INSTRUCTIONS TO FOLLOW >> All the data must come back unchanged, except that pictures are left out.

Structured figure records:
________________________________________

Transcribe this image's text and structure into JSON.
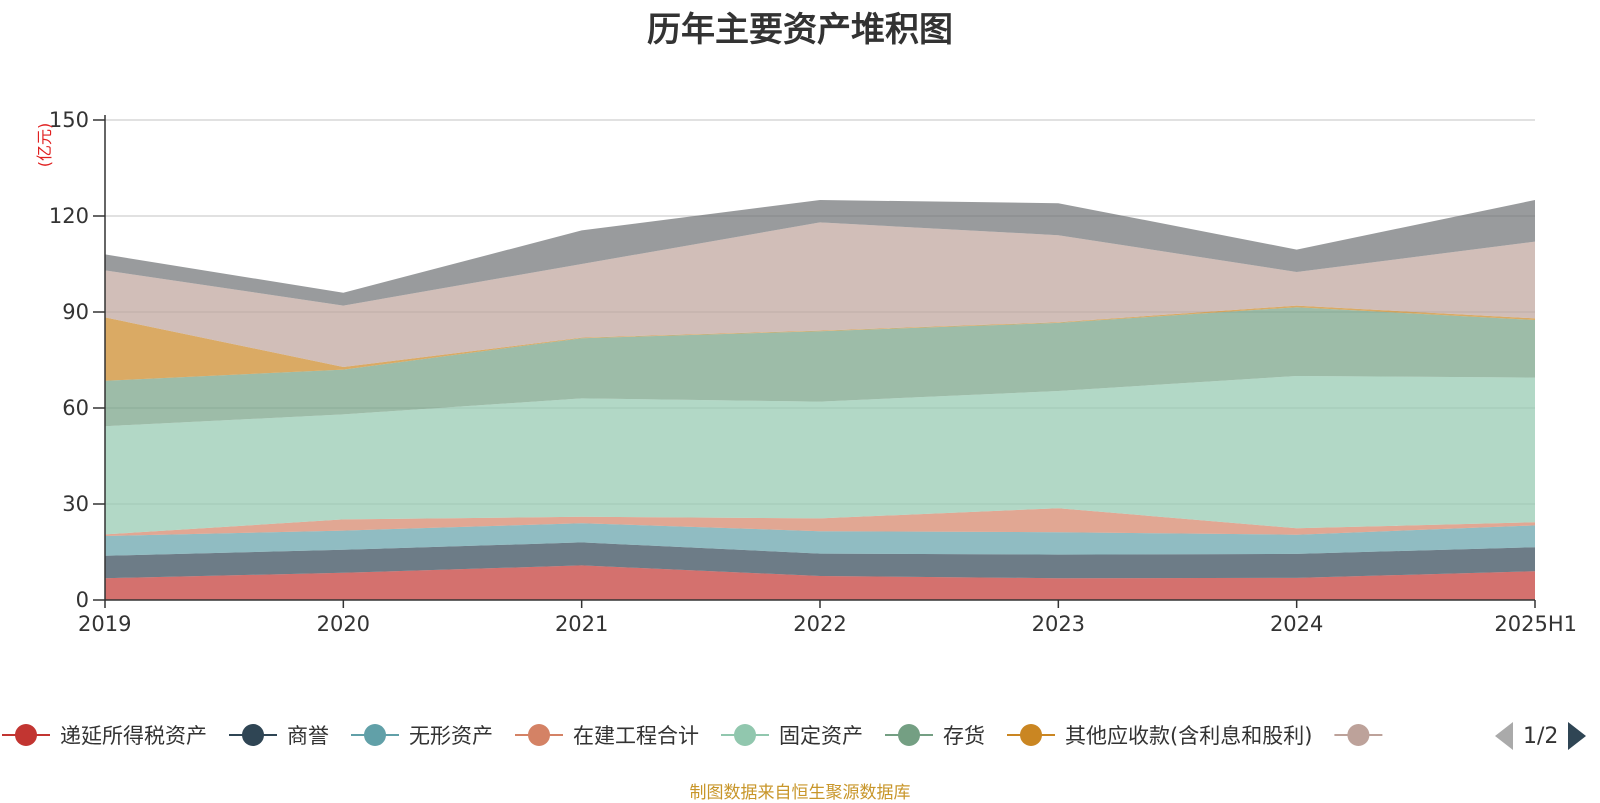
{
  "chart_data": {
    "type": "area",
    "stacked": true,
    "title": "历年主要资产堆积图",
    "unit_label": "(亿元)",
    "categories": [
      "2019",
      "2020",
      "2021",
      "2022",
      "2023",
      "2024",
      "2025H1"
    ],
    "ylim": [
      0,
      150
    ],
    "yticks": [
      "0",
      "30",
      "60",
      "90",
      "120",
      "150"
    ],
    "grid": true,
    "legend_position": "bottom",
    "series": [
      {
        "name": "递延所得税资产",
        "color": "#c23531",
        "values": [
          6.8,
          8.5,
          10.8,
          7.5,
          6.8,
          6.9,
          9.0
        ]
      },
      {
        "name": "商誉",
        "color": "#2f4554",
        "values": [
          7.0,
          7.2,
          7.2,
          7.0,
          7.4,
          7.5,
          7.5
        ]
      },
      {
        "name": "无形资产",
        "color": "#61a0a8",
        "values": [
          6.2,
          6.0,
          6.0,
          7.0,
          7.0,
          6.0,
          6.8
        ]
      },
      {
        "name": "在建工程合计",
        "color": "#d48265",
        "values": [
          0.5,
          3.5,
          2.0,
          4.0,
          7.5,
          2.0,
          1.0
        ]
      },
      {
        "name": "固定资产",
        "color": "#91c7ae",
        "values": [
          33.8,
          32.8,
          37.0,
          36.5,
          36.6,
          47.6,
          45.2
        ]
      },
      {
        "name": "存货",
        "color": "#749f83",
        "values": [
          14.2,
          14.0,
          18.8,
          22.0,
          21.3,
          21.5,
          18.0
        ]
      },
      {
        "name": "其他应收款(含利息和股利)",
        "color": "#ca8622",
        "values": [
          19.8,
          0.8,
          0.2,
          0.2,
          0.2,
          0.5,
          0.5
        ]
      },
      {
        "name": "",
        "color": "#bda29a",
        "values": [
          14.7,
          19.2,
          23.0,
          33.8,
          27.2,
          10.5,
          24.0
        ]
      },
      {
        "name": "",
        "color": "#6e7074",
        "values": [
          5.0,
          4.0,
          10.5,
          7.0,
          10.0,
          7.0,
          13.0
        ]
      }
    ]
  },
  "legend": {
    "pager_text": "1/2",
    "visible_count": 8
  },
  "source_note": "制图数据来自恒生聚源数据库"
}
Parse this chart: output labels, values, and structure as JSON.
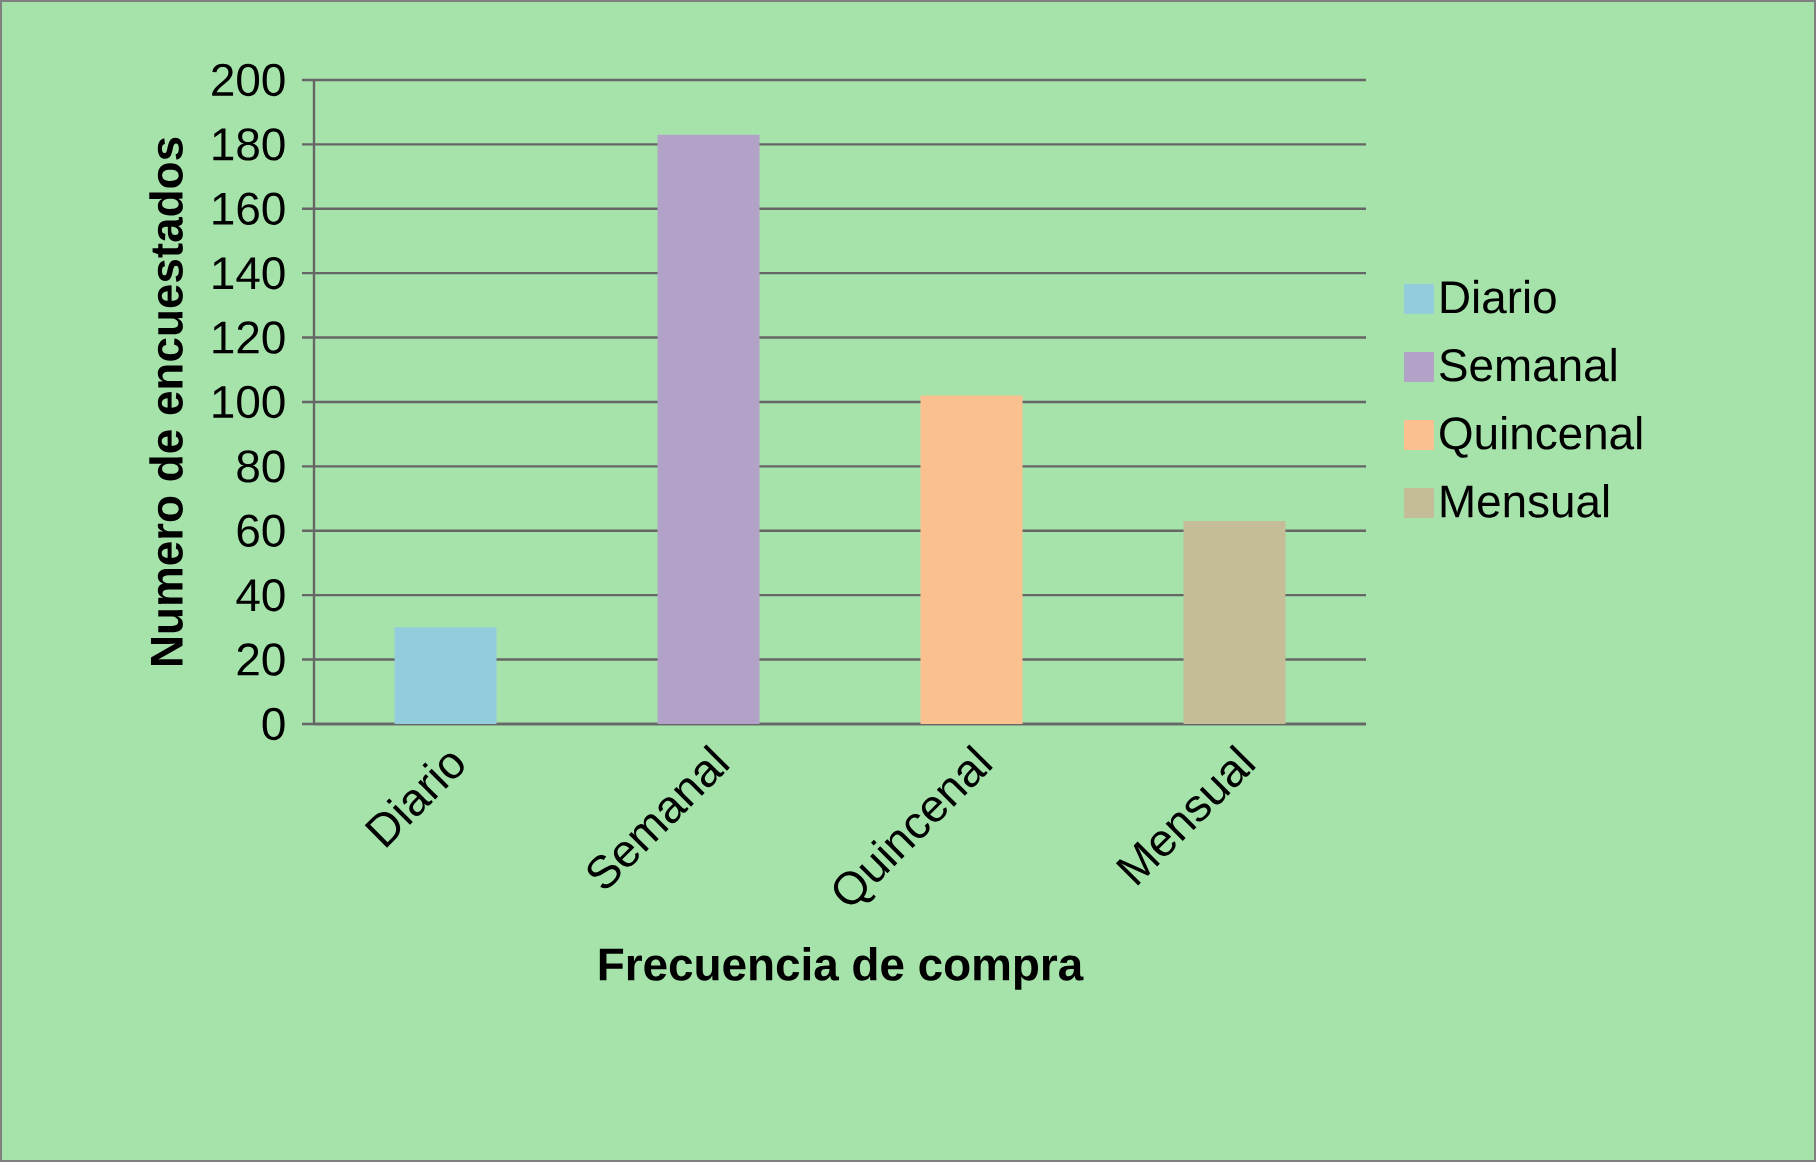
{
  "chart_data": {
    "type": "bar",
    "xlabel": "Frecuencia de compra",
    "ylabel": "Numero de encuestados",
    "categories": [
      "Diario",
      "Semanal",
      "Quincenal",
      "Mensual"
    ],
    "series": [
      {
        "name": "Diario",
        "color": "#93cddd",
        "values": [
          30,
          null,
          null,
          null
        ]
      },
      {
        "name": "Semanal",
        "color": "#b3a2c7",
        "values": [
          null,
          183,
          null,
          null
        ]
      },
      {
        "name": "Quincenal",
        "color": "#fac090",
        "values": [
          null,
          null,
          102,
          null
        ]
      },
      {
        "name": "Mensual",
        "color": "#c4bd97",
        "values": [
          null,
          null,
          null,
          63
        ]
      }
    ],
    "ylim": [
      0,
      200
    ],
    "yticks": [
      0,
      20,
      40,
      60,
      80,
      100,
      120,
      140,
      160,
      180,
      200
    ],
    "grid": "y",
    "legend": "right"
  }
}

________________________________________

WORKED SOLUTION >>
Transcribe this image's text and structure into JSON.
{
  "chart_data": {
    "type": "area",
    "stacked": true,
    "title": "历年主要资产堆积图",
    "unit_label": "(亿元)",
    "categories": [
      "2019",
      "2020",
      "2021",
      "2022",
      "2023",
      "2024",
      "2025H1"
    ],
    "ylim": [
      0,
      150
    ],
    "yticks": [
      "0",
      "30",
      "60",
      "90",
      "120",
      "150"
    ],
    "grid": true,
    "legend_position": "bottom",
    "series": [
      {
        "name": "递延所得税资产",
        "color": "#c23531",
        "values": [
          6.8,
          8.5,
          10.8,
          7.5,
          6.8,
          6.9,
          9.0
        ]
      },
      {
        "name": "商誉",
        "color": "#2f4554",
        "values": [
          7.0,
          7.2,
          7.2,
          7.0,
          7.4,
          7.5,
          7.5
        ]
      },
      {
        "name": "无形资产",
        "color": "#61a0a8",
        "values": [
          6.2,
          6.0,
          6.0,
          7.0,
          7.0,
          6.0,
          6.8
        ]
      },
      {
        "name": "在建工程合计",
        "color": "#d48265",
        "values": [
          0.5,
          3.5,
          2.0,
          4.0,
          7.5,
          2.0,
          1.0
        ]
      },
      {
        "name": "固定资产",
        "color": "#91c7ae",
        "values": [
          33.8,
          32.8,
          37.0,
          36.5,
          36.6,
          47.6,
          45.2
        ]
      },
      {
        "name": "存货",
        "color": "#749f83",
        "values": [
          14.2,
          14.0,
          18.8,
          22.0,
          21.3,
          21.5,
          18.0
        ]
      },
      {
        "name": "其他应收款(含利息和股利)",
        "color": "#ca8622",
        "values": [
          19.8,
          0.8,
          0.2,
          0.2,
          0.2,
          0.5,
          0.5
        ]
      },
      {
        "name": "",
        "color": "#bda29a",
        "values": [
          14.7,
          19.2,
          23.0,
          33.8,
          27.2,
          10.5,
          24.0
        ]
      },
      {
        "name": "",
        "color": "#6e7074",
        "values": [
          5.0,
          4.0,
          10.5,
          7.0,
          10.0,
          7.0,
          13.0
        ]
      }
    ]
  },
  "legend": {
    "pager_text": "1/2",
    "visible_count": 8
  },
  "source_note": "制图数据来自恒生聚源数据库"
}
Parse this chart: output labels, values, and structure as JSON.
{
  "chart_data": {
    "type": "bar",
    "xlabel": "Frecuencia de compra",
    "ylabel": "Numero de encuestados",
    "categories": [
      "Diario",
      "Semanal",
      "Quincenal",
      "Mensual"
    ],
    "series": [
      {
        "name": "Diario",
        "color": "#93cddd",
        "values": [
          30,
          null,
          null,
          null
        ]
      },
      {
        "name": "Semanal",
        "color": "#b3a2c7",
        "values": [
          null,
          183,
          null,
          null
        ]
      },
      {
        "name": "Quincenal",
        "color": "#fac090",
        "values": [
          null,
          null,
          102,
          null
        ]
      },
      {
        "name": "Mensual",
        "color": "#c4bd97",
        "values": [
          null,
          null,
          null,
          63
        ]
      }
    ],
    "ylim": [
      0,
      200
    ],
    "yticks": [
      0,
      20,
      40,
      60,
      80,
      100,
      120,
      140,
      160,
      180,
      200
    ],
    "grid": "y",
    "legend": "right"
  }
}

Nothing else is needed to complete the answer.